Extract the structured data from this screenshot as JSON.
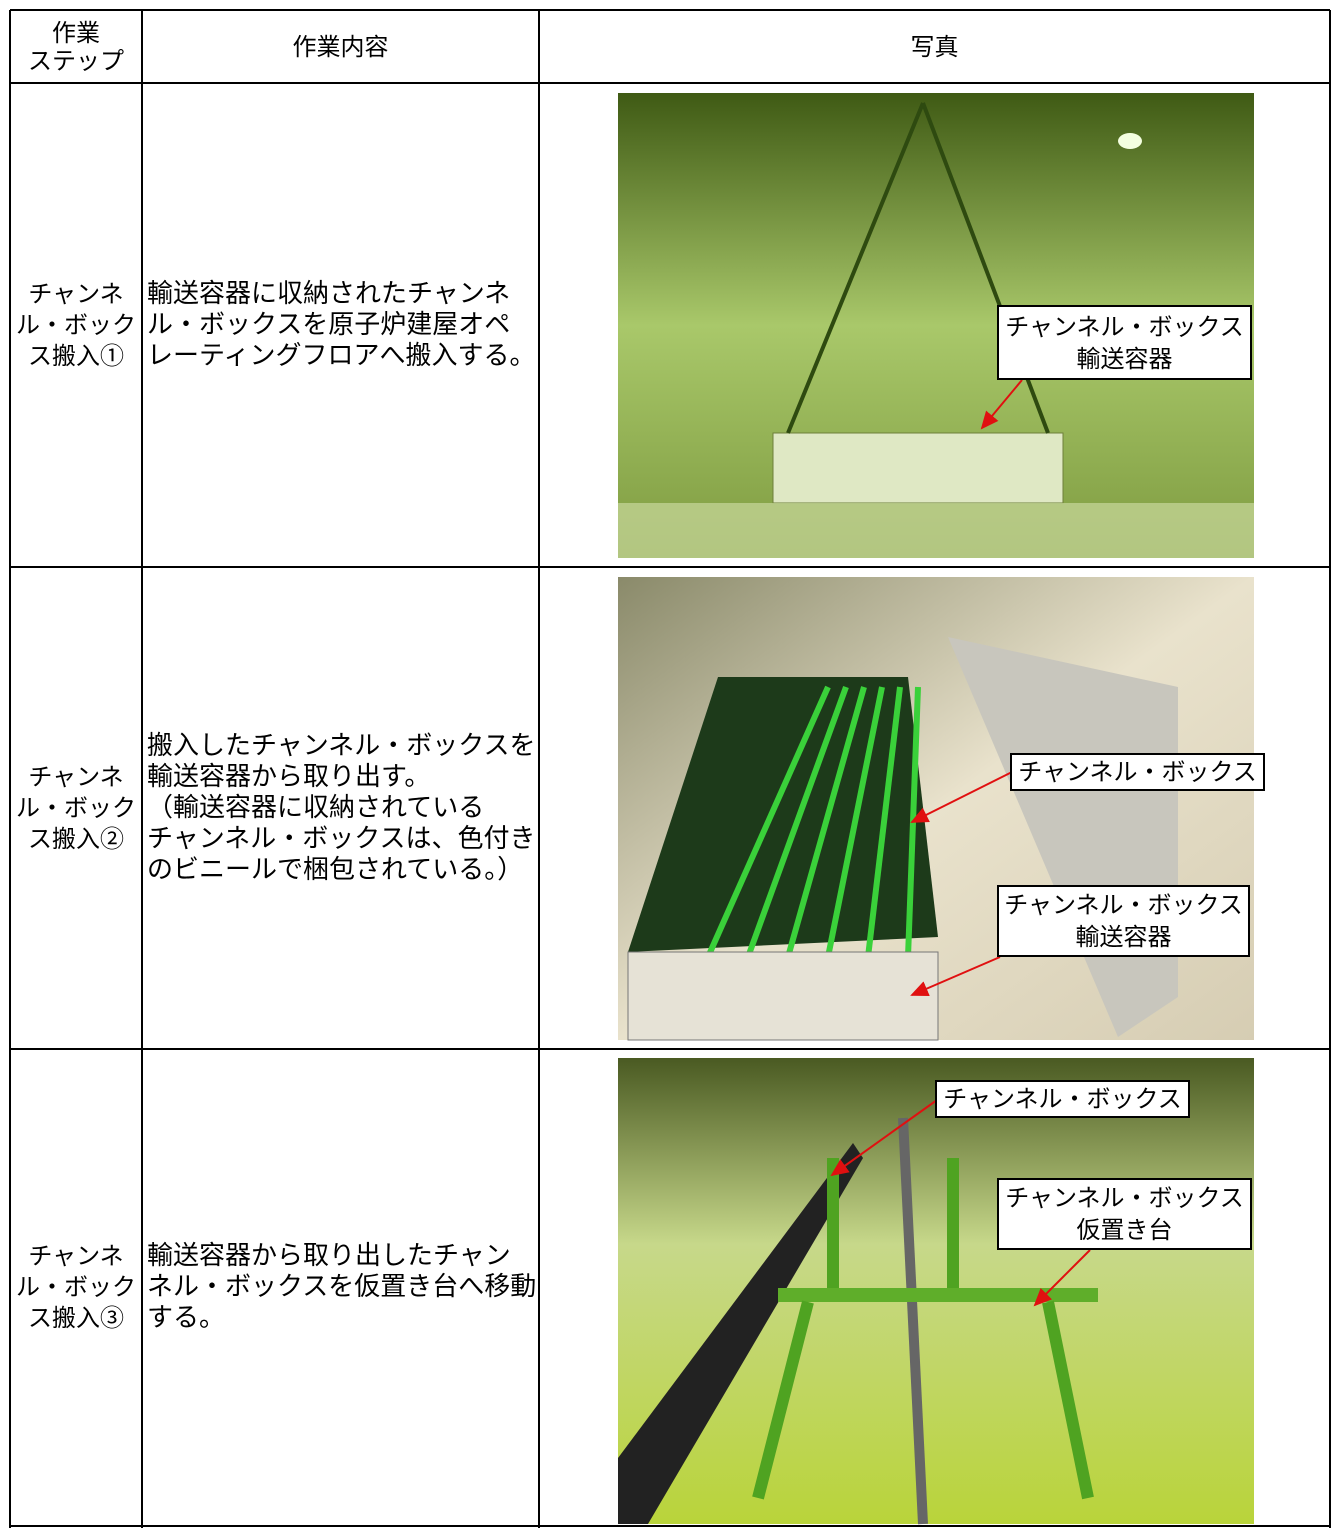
{
  "table": {
    "headers": [
      [
        "作業",
        "ステップ"
      ],
      [
        "作業内容"
      ],
      [
        "写真"
      ]
    ],
    "rows": [
      {
        "step": [
          "チャンネ",
          "ル・ボック",
          "ス搬入①"
        ],
        "content": [
          "輸送容器に収納されたチャンネ",
          "ル・ボックスを原子炉建屋オペ",
          "レーティングフロアへ搬入する。"
        ],
        "photo_labels": [
          [
            "チャンネル・ボックス",
            "輸送容器"
          ]
        ]
      },
      {
        "step": [
          "チャンネ",
          "ル・ボック",
          "ス搬入②"
        ],
        "content": [
          "搬入したチャンネル・ボックスを",
          "輸送容器から取り出す。",
          "（輸送容器に収納されている",
          "チャンネル・ボックスは、色付き",
          "のビニールで梱包されている。）"
        ],
        "photo_labels": [
          [
            "チャンネル・ボックス"
          ],
          [
            "チャンネル・ボックス",
            "輸送容器"
          ]
        ]
      },
      {
        "step": [
          "チャンネ",
          "ル・ボック",
          "ス搬入③"
        ],
        "content": [
          "輸送容器から取り出したチャン",
          "ネル・ボックスを仮置き台へ移動",
          "する。"
        ],
        "photo_labels": [
          [
            "チャンネル・ボックス"
          ],
          [
            "チャンネル・ボックス",
            "仮置き台"
          ]
        ]
      }
    ]
  }
}
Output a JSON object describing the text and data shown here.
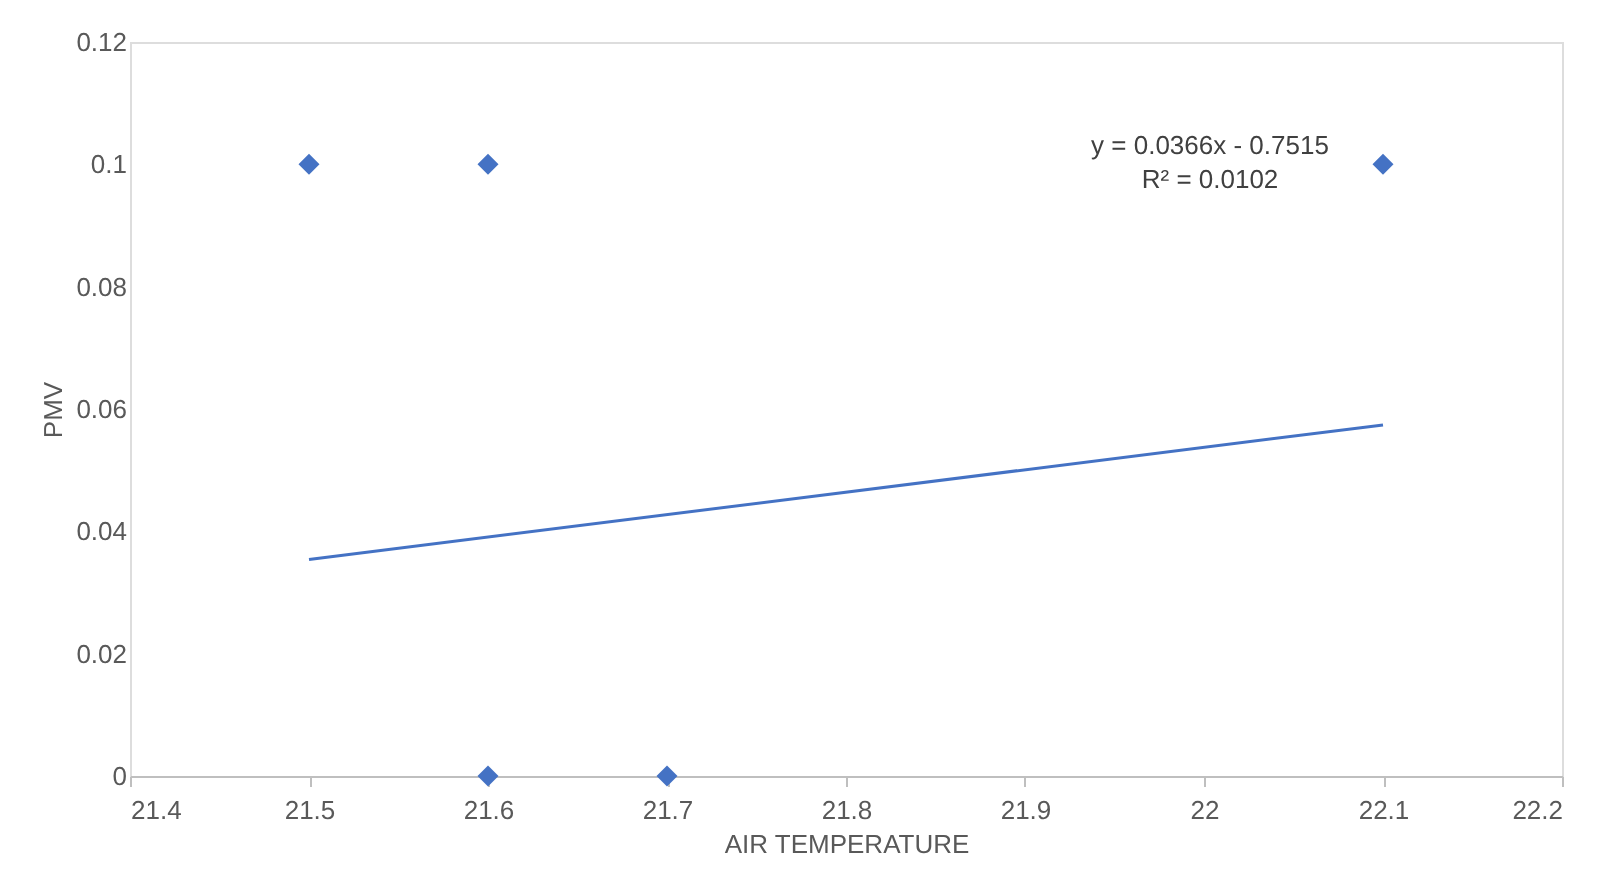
{
  "chart_data": {
    "type": "scatter",
    "xlabel": "AIR TEMPERATURE",
    "ylabel": "PMV",
    "xlim": [
      21.4,
      22.2
    ],
    "xticks": [
      21.4,
      21.5,
      21.6,
      21.7,
      21.8,
      21.9,
      22,
      22.1,
      22.2
    ],
    "ylim": [
      0,
      0.12
    ],
    "yticks": [
      0,
      0.02,
      0.04,
      0.06,
      0.08,
      0.1,
      0.12
    ],
    "grid": false,
    "series": [
      {
        "color": "#4472c4",
        "marker": "diamond",
        "x": [
          21.5,
          21.6,
          21.6,
          21.7,
          22.1
        ],
        "values": [
          0.1,
          0.1,
          0,
          0,
          0.1
        ]
      },
      {
        "type": "line",
        "color": "#4472c4",
        "line_style": "solid",
        "x": [
          21.5,
          22.1
        ],
        "values": [
          0.0354,
          0.0574
        ]
      }
    ],
    "annotations": [
      "y = 0.0366x - 0.7515",
      "R² = 0.0102"
    ]
  }
}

(Problem details)
The data above should be repeated exactly, minus any pictures.

(Right answer)
Extract the structured data from this screenshot as JSON.
{
  "table": {
    "headers": [
      [
        "作業",
        "ステップ"
      ],
      [
        "作業内容"
      ],
      [
        "写真"
      ]
    ],
    "rows": [
      {
        "step": [
          "チャンネ",
          "ル・ボック",
          "ス搬入①"
        ],
        "content": [
          "輸送容器に収納されたチャンネ",
          "ル・ボックスを原子炉建屋オペ",
          "レーティングフロアへ搬入する。"
        ],
        "photo_labels": [
          [
            "チャンネル・ボックス",
            "輸送容器"
          ]
        ]
      },
      {
        "step": [
          "チャンネ",
          "ル・ボック",
          "ス搬入②"
        ],
        "content": [
          "搬入したチャンネル・ボックスを",
          "輸送容器から取り出す。",
          "（輸送容器に収納されている",
          "チャンネル・ボックスは、色付き",
          "のビニールで梱包されている。）"
        ],
        "photo_labels": [
          [
            "チャンネル・ボックス"
          ],
          [
            "チャンネル・ボックス",
            "輸送容器"
          ]
        ]
      },
      {
        "step": [
          "チャンネ",
          "ル・ボック",
          "ス搬入③"
        ],
        "content": [
          "輸送容器から取り出したチャン",
          "ネル・ボックスを仮置き台へ移動",
          "する。"
        ],
        "photo_labels": [
          [
            "チャンネル・ボックス"
          ],
          [
            "チャンネル・ボックス",
            "仮置き台"
          ]
        ]
      }
    ]
  }
}
Output a JSON object describing the text and data shown here.
{
  "chart_data": {
    "type": "scatter",
    "xlabel": "AIR TEMPERATURE",
    "ylabel": "PMV",
    "xlim": [
      21.4,
      22.2
    ],
    "xticks": [
      21.4,
      21.5,
      21.6,
      21.7,
      21.8,
      21.9,
      22,
      22.1,
      22.2
    ],
    "ylim": [
      0,
      0.12
    ],
    "yticks": [
      0,
      0.02,
      0.04,
      0.06,
      0.08,
      0.1,
      0.12
    ],
    "grid": false,
    "series": [
      {
        "color": "#4472c4",
        "marker": "diamond",
        "x": [
          21.5,
          21.6,
          21.6,
          21.7,
          22.1
        ],
        "values": [
          0.1,
          0.1,
          0,
          0,
          0.1
        ]
      },
      {
        "type": "line",
        "color": "#4472c4",
        "line_style": "solid",
        "x": [
          21.5,
          22.1
        ],
        "values": [
          0.0354,
          0.0574
        ]
      }
    ],
    "annotations": [
      "y = 0.0366x - 0.7515",
      "R² = 0.0102"
    ]
  }
}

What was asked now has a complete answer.